WORK TO BE COMPLETED: Below are records; work out how many of their lines contain "title" and give only that number.
# START OF RECORDS PROVIDED
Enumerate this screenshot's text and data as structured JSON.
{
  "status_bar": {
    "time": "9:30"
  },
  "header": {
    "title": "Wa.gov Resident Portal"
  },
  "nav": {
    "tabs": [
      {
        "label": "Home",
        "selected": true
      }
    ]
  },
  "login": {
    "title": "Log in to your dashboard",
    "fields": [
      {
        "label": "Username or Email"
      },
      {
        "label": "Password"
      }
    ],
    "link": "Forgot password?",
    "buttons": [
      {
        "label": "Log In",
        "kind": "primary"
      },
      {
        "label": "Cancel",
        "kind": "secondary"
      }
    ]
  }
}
# END OF RECORDS PROVIDED
TASK OUTPUT: 2